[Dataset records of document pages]
*** Begin section ***
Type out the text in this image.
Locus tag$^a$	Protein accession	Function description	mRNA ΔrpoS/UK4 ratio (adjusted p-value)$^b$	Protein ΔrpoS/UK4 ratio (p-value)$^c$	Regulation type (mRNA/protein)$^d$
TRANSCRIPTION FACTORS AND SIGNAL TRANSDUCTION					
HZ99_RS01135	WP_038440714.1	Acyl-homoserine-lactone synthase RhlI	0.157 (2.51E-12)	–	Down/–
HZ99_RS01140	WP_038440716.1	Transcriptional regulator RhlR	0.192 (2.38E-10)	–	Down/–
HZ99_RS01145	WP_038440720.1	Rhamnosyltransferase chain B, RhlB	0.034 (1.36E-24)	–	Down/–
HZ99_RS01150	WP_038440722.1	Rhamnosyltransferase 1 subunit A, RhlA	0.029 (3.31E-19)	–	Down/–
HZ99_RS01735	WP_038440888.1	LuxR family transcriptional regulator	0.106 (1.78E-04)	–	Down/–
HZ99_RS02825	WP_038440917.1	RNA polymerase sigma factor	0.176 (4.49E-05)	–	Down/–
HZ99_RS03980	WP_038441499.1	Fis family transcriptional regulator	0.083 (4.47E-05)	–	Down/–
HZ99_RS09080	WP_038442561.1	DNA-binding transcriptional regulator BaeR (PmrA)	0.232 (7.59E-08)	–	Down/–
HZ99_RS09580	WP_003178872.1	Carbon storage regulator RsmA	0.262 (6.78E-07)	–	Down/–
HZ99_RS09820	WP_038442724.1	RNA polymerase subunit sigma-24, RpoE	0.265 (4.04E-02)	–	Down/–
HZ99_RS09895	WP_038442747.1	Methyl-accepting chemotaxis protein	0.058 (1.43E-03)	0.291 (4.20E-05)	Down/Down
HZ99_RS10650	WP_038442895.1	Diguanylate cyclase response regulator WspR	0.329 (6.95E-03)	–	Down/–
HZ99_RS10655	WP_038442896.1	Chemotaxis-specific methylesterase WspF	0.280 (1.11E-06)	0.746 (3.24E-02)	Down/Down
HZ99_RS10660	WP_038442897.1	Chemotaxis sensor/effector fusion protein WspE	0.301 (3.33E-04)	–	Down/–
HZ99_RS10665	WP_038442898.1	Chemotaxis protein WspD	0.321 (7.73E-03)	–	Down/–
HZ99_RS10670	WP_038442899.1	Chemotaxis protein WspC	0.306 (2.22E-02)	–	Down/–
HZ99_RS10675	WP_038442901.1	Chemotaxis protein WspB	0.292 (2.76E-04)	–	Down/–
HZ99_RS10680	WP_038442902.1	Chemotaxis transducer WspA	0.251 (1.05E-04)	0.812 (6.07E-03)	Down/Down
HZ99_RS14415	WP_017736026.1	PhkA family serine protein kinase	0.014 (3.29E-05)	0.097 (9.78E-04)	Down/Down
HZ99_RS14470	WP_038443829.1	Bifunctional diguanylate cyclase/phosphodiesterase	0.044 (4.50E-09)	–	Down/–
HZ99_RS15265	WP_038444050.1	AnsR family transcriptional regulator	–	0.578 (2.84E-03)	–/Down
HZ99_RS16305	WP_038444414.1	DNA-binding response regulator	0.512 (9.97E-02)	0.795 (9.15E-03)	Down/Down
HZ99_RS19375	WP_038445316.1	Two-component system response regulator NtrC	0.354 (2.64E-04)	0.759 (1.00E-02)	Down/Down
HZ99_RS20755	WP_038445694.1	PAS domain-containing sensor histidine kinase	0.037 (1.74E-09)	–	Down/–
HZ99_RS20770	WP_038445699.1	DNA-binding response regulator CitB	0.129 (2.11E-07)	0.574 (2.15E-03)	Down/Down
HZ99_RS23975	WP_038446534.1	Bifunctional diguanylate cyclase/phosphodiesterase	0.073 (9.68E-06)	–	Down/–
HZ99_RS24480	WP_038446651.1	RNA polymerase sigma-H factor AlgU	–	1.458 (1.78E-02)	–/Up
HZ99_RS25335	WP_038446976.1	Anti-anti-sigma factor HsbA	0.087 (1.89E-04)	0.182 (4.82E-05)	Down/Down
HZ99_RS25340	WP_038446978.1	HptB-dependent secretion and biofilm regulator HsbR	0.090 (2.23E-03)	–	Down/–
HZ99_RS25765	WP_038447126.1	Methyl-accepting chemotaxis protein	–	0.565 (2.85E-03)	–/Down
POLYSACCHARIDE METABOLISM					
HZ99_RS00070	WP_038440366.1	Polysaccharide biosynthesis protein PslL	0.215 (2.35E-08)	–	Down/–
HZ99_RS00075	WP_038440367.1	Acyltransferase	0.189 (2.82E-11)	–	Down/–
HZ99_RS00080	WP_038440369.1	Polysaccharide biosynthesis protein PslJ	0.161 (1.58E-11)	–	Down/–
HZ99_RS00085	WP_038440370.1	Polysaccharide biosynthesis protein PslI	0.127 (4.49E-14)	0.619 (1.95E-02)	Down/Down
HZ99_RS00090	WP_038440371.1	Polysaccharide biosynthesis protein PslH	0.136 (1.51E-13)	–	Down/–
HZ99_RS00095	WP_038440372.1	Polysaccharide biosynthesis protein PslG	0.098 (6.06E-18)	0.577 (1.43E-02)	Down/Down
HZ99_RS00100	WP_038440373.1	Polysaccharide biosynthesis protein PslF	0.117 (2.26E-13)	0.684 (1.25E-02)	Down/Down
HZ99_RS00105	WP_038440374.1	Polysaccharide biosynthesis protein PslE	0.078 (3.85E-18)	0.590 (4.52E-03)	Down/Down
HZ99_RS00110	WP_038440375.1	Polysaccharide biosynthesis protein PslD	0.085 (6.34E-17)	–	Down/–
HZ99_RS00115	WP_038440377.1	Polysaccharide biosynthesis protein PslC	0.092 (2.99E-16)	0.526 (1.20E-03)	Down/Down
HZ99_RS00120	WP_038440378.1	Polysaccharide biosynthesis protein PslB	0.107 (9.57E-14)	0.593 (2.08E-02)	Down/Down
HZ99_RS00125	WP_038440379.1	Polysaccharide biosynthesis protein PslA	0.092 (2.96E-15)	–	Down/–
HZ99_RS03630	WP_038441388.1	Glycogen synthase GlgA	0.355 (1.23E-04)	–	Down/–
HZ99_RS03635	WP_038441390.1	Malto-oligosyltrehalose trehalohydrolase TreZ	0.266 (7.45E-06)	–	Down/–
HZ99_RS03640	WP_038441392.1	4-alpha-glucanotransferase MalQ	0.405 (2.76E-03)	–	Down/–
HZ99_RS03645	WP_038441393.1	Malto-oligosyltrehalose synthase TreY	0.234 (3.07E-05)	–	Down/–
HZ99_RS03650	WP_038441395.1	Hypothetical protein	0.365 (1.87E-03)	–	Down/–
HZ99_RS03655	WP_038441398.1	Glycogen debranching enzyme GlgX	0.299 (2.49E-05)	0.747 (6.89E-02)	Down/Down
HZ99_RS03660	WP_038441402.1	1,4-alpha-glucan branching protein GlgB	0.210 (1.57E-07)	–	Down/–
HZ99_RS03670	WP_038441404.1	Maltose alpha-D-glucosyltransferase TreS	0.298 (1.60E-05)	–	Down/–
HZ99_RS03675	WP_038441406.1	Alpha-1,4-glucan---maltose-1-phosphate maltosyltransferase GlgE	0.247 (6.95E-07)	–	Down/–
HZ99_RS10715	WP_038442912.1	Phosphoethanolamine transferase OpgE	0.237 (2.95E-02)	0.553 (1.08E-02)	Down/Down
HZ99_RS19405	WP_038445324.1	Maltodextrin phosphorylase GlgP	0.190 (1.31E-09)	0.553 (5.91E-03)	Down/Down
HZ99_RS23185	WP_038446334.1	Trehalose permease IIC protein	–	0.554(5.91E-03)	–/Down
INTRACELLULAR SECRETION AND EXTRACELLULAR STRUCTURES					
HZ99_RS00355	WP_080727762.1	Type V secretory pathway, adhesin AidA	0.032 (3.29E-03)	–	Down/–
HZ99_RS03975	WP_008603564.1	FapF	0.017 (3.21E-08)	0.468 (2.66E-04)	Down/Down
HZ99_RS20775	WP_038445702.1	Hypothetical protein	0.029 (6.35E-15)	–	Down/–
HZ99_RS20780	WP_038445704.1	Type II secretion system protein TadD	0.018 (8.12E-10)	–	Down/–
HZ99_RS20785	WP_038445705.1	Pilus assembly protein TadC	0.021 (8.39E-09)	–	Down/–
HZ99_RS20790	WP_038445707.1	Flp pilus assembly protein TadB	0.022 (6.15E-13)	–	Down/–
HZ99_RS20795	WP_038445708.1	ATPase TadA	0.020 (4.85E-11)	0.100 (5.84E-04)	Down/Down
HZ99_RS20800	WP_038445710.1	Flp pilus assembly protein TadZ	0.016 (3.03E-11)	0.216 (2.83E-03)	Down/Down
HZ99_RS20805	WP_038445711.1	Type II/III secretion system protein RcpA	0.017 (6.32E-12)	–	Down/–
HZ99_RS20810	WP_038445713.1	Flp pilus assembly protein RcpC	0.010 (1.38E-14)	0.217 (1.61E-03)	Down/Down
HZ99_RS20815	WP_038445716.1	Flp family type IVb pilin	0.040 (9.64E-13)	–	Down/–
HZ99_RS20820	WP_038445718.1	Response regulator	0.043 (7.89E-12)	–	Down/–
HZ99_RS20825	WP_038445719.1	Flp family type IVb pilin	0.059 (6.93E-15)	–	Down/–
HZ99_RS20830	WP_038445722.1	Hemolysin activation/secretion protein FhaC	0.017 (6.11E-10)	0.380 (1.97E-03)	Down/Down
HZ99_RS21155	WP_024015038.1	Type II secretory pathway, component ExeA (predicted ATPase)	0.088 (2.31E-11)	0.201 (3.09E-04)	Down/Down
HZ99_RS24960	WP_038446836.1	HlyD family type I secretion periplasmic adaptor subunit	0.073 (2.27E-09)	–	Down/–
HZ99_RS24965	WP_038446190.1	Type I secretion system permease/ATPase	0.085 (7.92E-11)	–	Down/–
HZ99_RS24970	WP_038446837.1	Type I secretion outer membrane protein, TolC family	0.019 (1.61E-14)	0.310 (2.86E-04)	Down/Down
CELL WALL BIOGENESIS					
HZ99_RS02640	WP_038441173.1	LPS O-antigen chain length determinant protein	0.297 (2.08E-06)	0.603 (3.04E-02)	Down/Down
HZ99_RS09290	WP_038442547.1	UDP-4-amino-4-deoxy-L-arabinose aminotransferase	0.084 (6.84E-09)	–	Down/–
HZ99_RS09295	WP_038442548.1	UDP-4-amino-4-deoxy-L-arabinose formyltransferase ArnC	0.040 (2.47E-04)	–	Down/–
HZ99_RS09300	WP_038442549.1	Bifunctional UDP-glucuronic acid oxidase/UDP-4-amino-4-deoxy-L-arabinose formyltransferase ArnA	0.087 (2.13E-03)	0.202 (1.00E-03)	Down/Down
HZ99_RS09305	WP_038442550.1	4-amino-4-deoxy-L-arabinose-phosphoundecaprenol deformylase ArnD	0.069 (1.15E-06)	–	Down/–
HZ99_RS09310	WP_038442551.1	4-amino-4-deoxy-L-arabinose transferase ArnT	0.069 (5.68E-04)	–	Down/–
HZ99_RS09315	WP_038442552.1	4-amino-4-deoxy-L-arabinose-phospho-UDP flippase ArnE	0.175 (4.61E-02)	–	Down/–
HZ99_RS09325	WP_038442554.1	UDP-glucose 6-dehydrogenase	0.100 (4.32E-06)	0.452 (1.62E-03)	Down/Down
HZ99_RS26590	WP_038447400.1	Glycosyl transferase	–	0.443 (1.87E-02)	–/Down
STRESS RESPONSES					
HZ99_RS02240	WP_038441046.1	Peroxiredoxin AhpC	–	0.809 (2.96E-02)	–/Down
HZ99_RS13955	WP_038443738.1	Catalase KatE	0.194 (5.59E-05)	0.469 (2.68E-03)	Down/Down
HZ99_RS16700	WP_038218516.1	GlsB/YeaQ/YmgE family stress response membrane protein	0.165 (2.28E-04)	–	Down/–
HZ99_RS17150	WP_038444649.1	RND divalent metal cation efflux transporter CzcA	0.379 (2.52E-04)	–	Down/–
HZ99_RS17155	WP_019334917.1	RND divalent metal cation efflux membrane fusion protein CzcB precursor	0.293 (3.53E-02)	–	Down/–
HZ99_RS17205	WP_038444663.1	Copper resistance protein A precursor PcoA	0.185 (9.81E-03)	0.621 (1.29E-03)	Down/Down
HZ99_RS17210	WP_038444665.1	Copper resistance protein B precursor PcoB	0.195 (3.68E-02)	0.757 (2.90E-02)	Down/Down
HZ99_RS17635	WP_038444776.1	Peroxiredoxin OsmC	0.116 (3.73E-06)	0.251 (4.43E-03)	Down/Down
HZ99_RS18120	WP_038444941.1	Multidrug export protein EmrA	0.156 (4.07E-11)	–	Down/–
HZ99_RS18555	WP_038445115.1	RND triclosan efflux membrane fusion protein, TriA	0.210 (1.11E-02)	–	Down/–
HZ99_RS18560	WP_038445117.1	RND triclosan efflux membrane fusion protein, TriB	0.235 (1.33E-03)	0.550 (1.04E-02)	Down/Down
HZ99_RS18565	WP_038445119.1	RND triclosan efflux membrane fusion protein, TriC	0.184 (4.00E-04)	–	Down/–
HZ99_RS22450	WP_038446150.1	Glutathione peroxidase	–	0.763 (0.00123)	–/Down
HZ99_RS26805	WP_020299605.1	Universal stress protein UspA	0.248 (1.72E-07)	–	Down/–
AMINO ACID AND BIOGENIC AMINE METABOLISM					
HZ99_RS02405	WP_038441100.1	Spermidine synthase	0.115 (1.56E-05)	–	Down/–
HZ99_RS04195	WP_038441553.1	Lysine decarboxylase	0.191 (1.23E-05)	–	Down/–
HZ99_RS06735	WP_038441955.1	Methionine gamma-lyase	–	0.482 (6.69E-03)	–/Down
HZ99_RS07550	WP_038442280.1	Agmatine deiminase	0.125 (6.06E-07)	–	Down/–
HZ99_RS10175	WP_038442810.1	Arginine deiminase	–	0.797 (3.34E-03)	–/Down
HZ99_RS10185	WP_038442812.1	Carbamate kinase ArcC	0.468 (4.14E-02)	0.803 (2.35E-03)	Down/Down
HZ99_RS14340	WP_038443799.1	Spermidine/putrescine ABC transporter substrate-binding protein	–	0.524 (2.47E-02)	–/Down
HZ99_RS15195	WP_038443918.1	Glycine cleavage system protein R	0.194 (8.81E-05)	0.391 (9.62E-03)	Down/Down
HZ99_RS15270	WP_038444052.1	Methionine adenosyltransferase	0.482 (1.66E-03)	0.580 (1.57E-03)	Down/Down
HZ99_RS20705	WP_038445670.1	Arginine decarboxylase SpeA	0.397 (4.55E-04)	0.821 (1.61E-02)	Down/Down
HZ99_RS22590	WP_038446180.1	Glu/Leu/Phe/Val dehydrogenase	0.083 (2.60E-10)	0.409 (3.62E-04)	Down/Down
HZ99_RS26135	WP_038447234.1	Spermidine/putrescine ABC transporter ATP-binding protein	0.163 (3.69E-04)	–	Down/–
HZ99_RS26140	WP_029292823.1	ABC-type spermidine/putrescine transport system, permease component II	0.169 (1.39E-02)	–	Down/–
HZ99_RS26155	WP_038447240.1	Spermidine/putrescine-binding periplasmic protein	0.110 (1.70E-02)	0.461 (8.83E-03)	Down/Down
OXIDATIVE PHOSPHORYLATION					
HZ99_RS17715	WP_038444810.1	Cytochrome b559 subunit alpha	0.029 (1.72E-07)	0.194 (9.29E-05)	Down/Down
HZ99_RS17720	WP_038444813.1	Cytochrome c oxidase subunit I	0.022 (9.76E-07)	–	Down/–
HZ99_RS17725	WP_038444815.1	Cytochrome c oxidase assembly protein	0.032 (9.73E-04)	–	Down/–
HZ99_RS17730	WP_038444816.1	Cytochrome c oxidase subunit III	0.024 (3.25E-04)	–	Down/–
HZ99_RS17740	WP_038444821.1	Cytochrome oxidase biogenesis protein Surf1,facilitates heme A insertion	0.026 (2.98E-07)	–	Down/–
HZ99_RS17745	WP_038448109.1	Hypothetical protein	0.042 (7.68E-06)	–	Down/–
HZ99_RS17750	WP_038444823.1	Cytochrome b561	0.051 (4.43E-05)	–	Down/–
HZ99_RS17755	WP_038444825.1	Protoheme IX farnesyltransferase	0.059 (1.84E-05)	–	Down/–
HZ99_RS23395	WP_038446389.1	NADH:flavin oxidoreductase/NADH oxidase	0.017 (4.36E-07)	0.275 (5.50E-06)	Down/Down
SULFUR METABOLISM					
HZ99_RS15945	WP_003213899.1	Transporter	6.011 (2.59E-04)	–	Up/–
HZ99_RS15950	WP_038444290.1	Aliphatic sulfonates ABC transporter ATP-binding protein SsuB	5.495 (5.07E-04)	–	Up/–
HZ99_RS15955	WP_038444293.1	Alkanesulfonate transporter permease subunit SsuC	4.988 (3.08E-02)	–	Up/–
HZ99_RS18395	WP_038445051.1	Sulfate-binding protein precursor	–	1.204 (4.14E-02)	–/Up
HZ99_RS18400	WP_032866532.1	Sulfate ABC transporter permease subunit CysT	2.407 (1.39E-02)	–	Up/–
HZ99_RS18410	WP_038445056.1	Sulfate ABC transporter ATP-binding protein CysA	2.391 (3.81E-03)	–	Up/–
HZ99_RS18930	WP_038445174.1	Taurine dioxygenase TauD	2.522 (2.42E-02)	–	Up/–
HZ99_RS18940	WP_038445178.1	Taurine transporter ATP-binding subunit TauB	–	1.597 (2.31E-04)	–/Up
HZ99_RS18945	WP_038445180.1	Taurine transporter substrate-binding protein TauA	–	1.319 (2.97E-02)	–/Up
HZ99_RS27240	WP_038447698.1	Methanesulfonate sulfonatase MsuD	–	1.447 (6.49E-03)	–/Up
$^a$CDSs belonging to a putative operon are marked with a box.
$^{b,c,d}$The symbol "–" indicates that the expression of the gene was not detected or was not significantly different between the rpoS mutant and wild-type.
*** End section ***
== How to complete this task ==
Go through the records above and copy every line holding the word "periplasmic".

== Exercise answer ==
HZ99_RS24960	WP_038446836.1	HlyD family type I secretion periplasmic adaptor subunit	0.073 (2.27E-09)	–	Down/–
HZ99_RS26155	WP_038447240.1	Spermidine/putrescine-binding periplasmic protein	0.110 (1.70E-02)	0.461 (8.83E-03)	Down/Down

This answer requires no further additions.